Gather all lines containing the string "color" and copy them out.

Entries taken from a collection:
***

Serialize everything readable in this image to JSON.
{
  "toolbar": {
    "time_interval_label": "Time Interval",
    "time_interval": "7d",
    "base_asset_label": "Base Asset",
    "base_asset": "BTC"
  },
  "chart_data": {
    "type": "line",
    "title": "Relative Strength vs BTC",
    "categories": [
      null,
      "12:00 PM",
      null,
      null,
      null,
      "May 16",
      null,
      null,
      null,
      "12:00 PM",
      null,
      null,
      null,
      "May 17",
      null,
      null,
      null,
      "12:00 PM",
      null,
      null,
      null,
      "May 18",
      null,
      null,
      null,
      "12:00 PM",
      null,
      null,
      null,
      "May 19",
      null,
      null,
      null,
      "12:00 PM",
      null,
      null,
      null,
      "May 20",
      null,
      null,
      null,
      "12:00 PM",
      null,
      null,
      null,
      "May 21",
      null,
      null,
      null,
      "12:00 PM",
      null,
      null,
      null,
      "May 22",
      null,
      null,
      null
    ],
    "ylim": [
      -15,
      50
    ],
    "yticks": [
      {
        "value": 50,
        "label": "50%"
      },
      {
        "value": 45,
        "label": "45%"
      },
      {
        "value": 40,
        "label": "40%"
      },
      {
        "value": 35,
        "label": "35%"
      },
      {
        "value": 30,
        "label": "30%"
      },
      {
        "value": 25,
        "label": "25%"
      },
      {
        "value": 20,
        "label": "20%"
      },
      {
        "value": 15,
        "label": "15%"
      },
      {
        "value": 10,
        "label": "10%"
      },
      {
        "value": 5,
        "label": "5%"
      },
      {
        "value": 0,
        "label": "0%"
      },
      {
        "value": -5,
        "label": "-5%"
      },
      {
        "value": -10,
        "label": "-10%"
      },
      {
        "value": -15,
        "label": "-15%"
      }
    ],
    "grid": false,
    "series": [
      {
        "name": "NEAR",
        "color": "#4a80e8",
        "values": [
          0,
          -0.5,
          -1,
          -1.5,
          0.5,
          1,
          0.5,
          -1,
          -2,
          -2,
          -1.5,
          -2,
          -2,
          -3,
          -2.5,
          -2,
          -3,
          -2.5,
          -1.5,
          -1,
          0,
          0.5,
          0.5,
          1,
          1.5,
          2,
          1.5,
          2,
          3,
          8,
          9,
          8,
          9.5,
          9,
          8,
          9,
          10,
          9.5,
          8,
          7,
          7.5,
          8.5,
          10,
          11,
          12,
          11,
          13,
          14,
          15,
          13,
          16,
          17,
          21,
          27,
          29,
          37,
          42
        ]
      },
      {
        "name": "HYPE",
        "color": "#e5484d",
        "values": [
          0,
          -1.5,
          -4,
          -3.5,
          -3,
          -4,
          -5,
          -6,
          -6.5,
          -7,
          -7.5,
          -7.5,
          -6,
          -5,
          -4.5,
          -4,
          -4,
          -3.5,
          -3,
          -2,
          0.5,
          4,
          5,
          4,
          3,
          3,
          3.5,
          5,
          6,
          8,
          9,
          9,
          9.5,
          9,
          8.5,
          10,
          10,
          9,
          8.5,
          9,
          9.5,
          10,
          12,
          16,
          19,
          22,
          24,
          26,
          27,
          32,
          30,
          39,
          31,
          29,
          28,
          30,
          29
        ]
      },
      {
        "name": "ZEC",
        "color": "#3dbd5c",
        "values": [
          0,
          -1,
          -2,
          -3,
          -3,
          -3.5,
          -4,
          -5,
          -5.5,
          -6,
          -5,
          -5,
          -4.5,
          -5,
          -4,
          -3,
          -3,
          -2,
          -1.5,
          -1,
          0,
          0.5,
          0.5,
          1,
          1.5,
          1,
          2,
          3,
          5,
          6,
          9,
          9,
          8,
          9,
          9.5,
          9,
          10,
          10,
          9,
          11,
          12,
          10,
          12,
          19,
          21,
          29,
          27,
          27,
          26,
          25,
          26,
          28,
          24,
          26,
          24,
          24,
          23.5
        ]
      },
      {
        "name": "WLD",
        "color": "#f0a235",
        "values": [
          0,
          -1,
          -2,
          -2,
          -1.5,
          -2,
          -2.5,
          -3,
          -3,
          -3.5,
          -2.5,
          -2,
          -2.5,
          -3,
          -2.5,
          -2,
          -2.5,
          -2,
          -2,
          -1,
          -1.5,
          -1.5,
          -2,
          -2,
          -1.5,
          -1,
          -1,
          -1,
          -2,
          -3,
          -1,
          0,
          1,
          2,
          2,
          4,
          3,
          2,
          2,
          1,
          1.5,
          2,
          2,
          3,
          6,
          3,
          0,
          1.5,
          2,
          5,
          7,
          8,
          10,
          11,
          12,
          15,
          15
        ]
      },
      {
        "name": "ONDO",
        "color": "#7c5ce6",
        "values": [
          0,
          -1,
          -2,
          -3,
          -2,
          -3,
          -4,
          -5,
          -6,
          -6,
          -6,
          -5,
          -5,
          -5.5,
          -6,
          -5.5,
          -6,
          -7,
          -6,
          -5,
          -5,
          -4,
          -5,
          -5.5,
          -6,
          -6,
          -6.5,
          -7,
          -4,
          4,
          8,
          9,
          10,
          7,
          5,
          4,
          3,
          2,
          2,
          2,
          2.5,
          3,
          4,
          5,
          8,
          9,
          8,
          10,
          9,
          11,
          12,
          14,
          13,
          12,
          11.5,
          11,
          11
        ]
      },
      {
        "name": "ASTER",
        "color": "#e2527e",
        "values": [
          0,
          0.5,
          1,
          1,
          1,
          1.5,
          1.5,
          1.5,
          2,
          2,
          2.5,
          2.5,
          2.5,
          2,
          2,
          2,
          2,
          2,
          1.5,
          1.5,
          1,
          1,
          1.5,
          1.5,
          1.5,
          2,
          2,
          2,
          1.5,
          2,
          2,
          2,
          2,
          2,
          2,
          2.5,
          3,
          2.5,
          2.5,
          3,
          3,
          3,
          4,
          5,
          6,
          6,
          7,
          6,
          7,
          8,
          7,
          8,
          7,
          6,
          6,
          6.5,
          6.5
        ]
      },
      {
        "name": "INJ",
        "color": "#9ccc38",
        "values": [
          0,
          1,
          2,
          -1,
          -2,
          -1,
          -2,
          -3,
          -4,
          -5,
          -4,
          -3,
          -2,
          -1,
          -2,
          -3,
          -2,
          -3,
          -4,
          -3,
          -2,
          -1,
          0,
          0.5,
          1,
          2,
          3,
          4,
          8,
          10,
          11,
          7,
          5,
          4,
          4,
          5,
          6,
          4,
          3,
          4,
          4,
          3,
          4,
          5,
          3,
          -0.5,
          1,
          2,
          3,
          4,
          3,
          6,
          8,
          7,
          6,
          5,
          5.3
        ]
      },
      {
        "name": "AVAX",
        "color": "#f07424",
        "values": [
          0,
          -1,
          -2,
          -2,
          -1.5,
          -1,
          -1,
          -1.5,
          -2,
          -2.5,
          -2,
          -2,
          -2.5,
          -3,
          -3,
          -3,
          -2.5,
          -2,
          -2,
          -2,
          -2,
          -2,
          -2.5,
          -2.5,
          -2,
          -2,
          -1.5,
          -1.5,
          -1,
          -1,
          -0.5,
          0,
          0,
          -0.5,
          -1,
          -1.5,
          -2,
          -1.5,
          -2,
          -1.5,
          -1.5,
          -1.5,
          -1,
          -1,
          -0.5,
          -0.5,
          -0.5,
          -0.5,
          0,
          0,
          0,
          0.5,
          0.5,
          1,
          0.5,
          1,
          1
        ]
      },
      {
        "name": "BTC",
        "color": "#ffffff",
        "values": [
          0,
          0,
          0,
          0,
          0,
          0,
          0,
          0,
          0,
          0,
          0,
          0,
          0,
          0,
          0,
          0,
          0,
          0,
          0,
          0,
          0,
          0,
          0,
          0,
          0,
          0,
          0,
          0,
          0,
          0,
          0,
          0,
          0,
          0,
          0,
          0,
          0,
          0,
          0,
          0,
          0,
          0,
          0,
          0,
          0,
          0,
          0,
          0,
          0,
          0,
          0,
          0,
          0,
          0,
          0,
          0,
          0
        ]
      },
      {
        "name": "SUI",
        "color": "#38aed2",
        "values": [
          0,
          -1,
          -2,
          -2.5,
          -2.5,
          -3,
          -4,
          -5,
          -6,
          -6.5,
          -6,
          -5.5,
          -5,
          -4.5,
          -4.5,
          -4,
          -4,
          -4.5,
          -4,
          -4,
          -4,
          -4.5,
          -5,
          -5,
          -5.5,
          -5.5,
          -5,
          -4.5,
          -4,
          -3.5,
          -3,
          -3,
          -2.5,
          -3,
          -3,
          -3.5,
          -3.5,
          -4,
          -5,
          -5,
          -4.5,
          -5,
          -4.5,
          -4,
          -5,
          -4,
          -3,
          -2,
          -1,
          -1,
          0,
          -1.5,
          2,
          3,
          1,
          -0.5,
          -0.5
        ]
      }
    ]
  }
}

***

• **RESPONSE TO THE EXERCISE**:
        "color": "#4a80e8",
        "color": "#e5484d",
        "color": "#3dbd5c",
        "color": "#f0a235",
        "color": "#7c5ce6",
        "color": "#e2527e",
        "color": "#9ccc38",
        "color": "#f07424",
        "color": "#ffffff",
        "color": "#38aed2",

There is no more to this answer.